[Source records]
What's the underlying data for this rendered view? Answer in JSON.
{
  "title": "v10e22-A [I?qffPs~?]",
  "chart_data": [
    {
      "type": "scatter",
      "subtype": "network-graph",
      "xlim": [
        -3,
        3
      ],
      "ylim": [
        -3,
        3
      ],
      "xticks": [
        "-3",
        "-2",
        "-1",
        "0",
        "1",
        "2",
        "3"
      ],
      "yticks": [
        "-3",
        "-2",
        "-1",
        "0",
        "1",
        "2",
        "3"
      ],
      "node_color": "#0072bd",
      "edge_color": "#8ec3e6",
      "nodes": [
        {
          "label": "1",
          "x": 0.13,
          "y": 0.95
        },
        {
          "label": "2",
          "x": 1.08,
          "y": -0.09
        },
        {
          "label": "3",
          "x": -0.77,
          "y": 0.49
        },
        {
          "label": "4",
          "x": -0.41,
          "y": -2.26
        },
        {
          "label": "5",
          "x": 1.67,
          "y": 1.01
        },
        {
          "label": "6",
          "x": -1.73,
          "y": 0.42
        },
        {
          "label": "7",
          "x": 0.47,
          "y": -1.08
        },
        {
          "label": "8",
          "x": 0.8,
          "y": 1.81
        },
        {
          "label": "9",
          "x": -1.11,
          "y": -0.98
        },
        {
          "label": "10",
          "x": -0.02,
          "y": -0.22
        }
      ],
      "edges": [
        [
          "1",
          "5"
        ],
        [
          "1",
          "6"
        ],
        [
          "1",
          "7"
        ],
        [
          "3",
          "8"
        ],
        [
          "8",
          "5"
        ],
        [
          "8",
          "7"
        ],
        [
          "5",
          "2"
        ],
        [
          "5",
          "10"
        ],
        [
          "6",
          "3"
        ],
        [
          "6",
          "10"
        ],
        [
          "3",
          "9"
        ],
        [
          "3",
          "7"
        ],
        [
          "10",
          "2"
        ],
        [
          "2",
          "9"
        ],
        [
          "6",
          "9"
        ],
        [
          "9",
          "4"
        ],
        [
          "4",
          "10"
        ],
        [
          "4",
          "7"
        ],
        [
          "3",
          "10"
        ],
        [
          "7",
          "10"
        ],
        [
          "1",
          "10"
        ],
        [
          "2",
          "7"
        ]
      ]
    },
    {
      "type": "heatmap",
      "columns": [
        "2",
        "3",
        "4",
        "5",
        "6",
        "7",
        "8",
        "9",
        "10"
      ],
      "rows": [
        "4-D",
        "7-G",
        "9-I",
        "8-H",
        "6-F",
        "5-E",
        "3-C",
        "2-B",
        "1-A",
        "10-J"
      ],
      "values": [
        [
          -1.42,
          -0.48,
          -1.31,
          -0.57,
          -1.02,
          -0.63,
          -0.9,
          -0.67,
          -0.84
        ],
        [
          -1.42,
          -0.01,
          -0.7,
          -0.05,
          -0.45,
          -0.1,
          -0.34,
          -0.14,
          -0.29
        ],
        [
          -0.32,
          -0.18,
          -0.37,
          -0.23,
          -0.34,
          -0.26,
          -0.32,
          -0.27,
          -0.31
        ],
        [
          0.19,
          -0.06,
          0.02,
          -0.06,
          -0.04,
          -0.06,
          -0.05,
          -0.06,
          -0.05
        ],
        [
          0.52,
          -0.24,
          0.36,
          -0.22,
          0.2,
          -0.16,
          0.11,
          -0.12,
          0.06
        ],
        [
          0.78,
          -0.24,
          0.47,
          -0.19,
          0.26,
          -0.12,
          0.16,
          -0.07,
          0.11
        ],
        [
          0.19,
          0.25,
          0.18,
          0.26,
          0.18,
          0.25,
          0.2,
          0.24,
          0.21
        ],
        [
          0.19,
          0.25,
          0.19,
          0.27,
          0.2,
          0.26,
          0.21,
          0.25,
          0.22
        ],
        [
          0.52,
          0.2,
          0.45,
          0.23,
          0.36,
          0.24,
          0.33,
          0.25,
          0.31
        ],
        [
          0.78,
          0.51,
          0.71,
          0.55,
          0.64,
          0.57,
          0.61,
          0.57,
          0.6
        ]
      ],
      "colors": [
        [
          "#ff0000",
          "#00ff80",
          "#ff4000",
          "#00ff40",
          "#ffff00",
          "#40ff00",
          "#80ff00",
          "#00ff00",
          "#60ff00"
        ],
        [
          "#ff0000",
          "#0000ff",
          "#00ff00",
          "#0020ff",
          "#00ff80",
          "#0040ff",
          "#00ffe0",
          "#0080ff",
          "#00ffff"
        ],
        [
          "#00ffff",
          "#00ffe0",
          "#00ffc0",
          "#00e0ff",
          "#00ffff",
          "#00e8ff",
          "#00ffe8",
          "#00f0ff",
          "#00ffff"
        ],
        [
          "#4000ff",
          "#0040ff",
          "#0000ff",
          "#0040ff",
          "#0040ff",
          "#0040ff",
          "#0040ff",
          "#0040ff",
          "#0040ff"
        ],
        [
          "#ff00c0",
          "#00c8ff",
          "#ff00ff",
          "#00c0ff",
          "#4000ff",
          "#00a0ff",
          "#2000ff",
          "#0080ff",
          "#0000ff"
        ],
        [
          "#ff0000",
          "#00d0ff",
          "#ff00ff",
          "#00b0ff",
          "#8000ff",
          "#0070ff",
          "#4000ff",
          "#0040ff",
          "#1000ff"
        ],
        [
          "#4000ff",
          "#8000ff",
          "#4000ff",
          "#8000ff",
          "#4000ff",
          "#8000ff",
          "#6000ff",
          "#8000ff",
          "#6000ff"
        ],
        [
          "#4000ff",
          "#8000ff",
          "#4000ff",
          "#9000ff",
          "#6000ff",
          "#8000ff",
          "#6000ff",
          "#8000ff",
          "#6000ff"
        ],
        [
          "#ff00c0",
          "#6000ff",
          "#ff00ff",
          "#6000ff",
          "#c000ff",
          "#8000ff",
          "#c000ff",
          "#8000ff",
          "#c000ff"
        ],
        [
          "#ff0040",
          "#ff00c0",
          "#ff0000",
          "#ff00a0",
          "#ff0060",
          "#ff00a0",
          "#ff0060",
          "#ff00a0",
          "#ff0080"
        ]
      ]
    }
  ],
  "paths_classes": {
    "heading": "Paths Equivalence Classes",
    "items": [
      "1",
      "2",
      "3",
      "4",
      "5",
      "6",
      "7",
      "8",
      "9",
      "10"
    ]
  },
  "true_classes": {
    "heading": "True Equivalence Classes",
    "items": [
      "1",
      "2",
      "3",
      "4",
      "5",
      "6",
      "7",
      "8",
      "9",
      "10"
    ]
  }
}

• [DIRECTIONS]:
Extract each entry in full, exactly as given.

• [RESPONSE]:
What's the underlying data for this rendered view? Answer in JSON.
{
  "title": "v10e22-A [I?qffPs~?]",
  "chart_data": [
    {
      "type": "scatter",
      "subtype": "network-graph",
      "xlim": [
        -3,
        3
      ],
      "ylim": [
        -3,
        3
      ],
      "xticks": [
        "-3",
        "-2",
        "-1",
        "0",
        "1",
        "2",
        "3"
      ],
      "yticks": [
        "-3",
        "-2",
        "-1",
        "0",
        "1",
        "2",
        "3"
      ],
      "node_color": "#0072bd",
      "edge_color": "#8ec3e6",
      "nodes": [
        {
          "label": "1",
          "x": 0.13,
          "y": 0.95
        },
        {
          "label": "2",
          "x": 1.08,
          "y": -0.09
        },
        {
          "label": "3",
          "x": -0.77,
          "y": 0.49
        },
        {
          "label": "4",
          "x": -0.41,
          "y": -2.26
        },
        {
          "label": "5",
          "x": 1.67,
          "y": 1.01
        },
        {
          "label": "6",
          "x": -1.73,
          "y": 0.42
        },
        {
          "label": "7",
          "x": 0.47,
          "y": -1.08
        },
        {
          "label": "8",
          "x": 0.8,
          "y": 1.81
        },
        {
          "label": "9",
          "x": -1.11,
          "y": -0.98
        },
        {
          "label": "10",
          "x": -0.02,
          "y": -0.22
        }
      ],
      "edges": [
        [
          "1",
          "5"
        ],
        [
          "1",
          "6"
        ],
        [
          "1",
          "7"
        ],
        [
          "3",
          "8"
        ],
        [
          "8",
          "5"
        ],
        [
          "8",
          "7"
        ],
        [
          "5",
          "2"
        ],
        [
          "5",
          "10"
        ],
        [
          "6",
          "3"
        ],
        [
          "6",
          "10"
        ],
        [
          "3",
          "9"
        ],
        [
          "3",
          "7"
        ],
        [
          "10",
          "2"
        ],
        [
          "2",
          "9"
        ],
        [
          "6",
          "9"
        ],
        [
          "9",
          "4"
        ],
        [
          "4",
          "10"
        ],
        [
          "4",
          "7"
        ],
        [
          "3",
          "10"
        ],
        [
          "7",
          "10"
        ],
        [
          "1",
          "10"
        ],
        [
          "2",
          "7"
        ]
      ]
    },
    {
      "type": "heatmap",
      "columns": [
        "2",
        "3",
        "4",
        "5",
        "6",
        "7",
        "8",
        "9",
        "10"
      ],
      "rows": [
        "4-D",
        "7-G",
        "9-I",
        "8-H",
        "6-F",
        "5-E",
        "3-C",
        "2-B",
        "1-A",
        "10-J"
      ],
      "values": [
        [
          -1.42,
          -0.48,
          -1.31,
          -0.57,
          -1.02,
          -0.63,
          -0.9,
          -0.67,
          -0.84
        ],
        [
          -1.42,
          -0.01,
          -0.7,
          -0.05,
          -0.45,
          -0.1,
          -0.34,
          -0.14,
          -0.29
        ],
        [
          -0.32,
          -0.18,
          -0.37,
          -0.23,
          -0.34,
          -0.26,
          -0.32,
          -0.27,
          -0.31
        ],
        [
          0.19,
          -0.06,
          0.02,
          -0.06,
          -0.04,
          -0.06,
          -0.05,
          -0.06,
          -0.05
        ],
        [
          0.52,
          -0.24,
          0.36,
          -0.22,
          0.2,
          -0.16,
          0.11,
          -0.12,
          0.06
        ],
        [
          0.78,
          -0.24,
          0.47,
          -0.19,
          0.26,
          -0.12,
          0.16,
          -0.07,
          0.11
        ],
        [
          0.19,
          0.25,
          0.18,
          0.26,
          0.18,
          0.25,
          0.2,
          0.24,
          0.21
        ],
        [
          0.19,
          0.25,
          0.19,
          0.27,
          0.2,
          0.26,
          0.21,
          0.25,
          0.22
        ],
        [
          0.52,
          0.2,
          0.45,
          0.23,
          0.36,
          0.24,
          0.33,
          0.25,
          0.31
        ],
        [
          0.78,
          0.51,
          0.71,
          0.55,
          0.64,
          0.57,
          0.61,
          0.57,
          0.6
        ]
      ],
      "colors": [
        [
          "#ff0000",
          "#00ff80",
          "#ff4000",
          "#00ff40",
          "#ffff00",
          "#40ff00",
          "#80ff00",
          "#00ff00",
          "#60ff00"
        ],
        [
          "#ff0000",
          "#0000ff",
          "#00ff00",
          "#0020ff",
          "#00ff80",
          "#0040ff",
          "#00ffe0",
          "#0080ff",
          "#00ffff"
        ],
        [
          "#00ffff",
          "#00ffe0",
          "#00ffc0",
          "#00e0ff",
          "#00ffff",
          "#00e8ff",
          "#00ffe8",
          "#00f0ff",
          "#00ffff"
        ],
        [
          "#4000ff",
          "#0040ff",
          "#0000ff",
          "#0040ff",
          "#0040ff",
          "#0040ff",
          "#0040ff",
          "#0040ff",
          "#0040ff"
        ],
        [
          "#ff00c0",
          "#00c8ff",
          "#ff00ff",
          "#00c0ff",
          "#4000ff",
          "#00a0ff",
          "#2000ff",
          "#0080ff",
          "#0000ff"
        ],
        [
          "#ff0000",
          "#00d0ff",
          "#ff00ff",
          "#00b0ff",
          "#8000ff",
          "#0070ff",
          "#4000ff",
          "#0040ff",
          "#1000ff"
        ],
        [
          "#4000ff",
          "#8000ff",
          "#4000ff",
          "#8000ff",
          "#4000ff",
          "#8000ff",
          "#6000ff",
          "#8000ff",
          "#6000ff"
        ],
        [
          "#4000ff",
          "#8000ff",
          "#4000ff",
          "#9000ff",
          "#6000ff",
          "#8000ff",
          "#6000ff",
          "#8000ff",
          "#6000ff"
        ],
        [
          "#ff00c0",
          "#6000ff",
          "#ff00ff",
          "#6000ff",
          "#c000ff",
          "#8000ff",
          "#c000ff",
          "#8000ff",
          "#c000ff"
        ],
        [
          "#ff0040",
          "#ff00c0",
          "#ff0000",
          "#ff00a0",
          "#ff0060",
          "#ff00a0",
          "#ff0060",
          "#ff00a0",
          "#ff0080"
        ]
      ]
    }
  ],
  "paths_classes": {
    "heading": "Paths Equivalence Classes",
    "items": [
      "1",
      "2",
      "3",
      "4",
      "5",
      "6",
      "7",
      "8",
      "9",
      "10"
    ]
  },
  "true_classes": {
    "heading": "True Equivalence Classes",
    "items": [
      "1",
      "2",
      "3",
      "4",
      "5",
      "6",
      "7",
      "8",
      "9",
      "10"
    ]
  }
}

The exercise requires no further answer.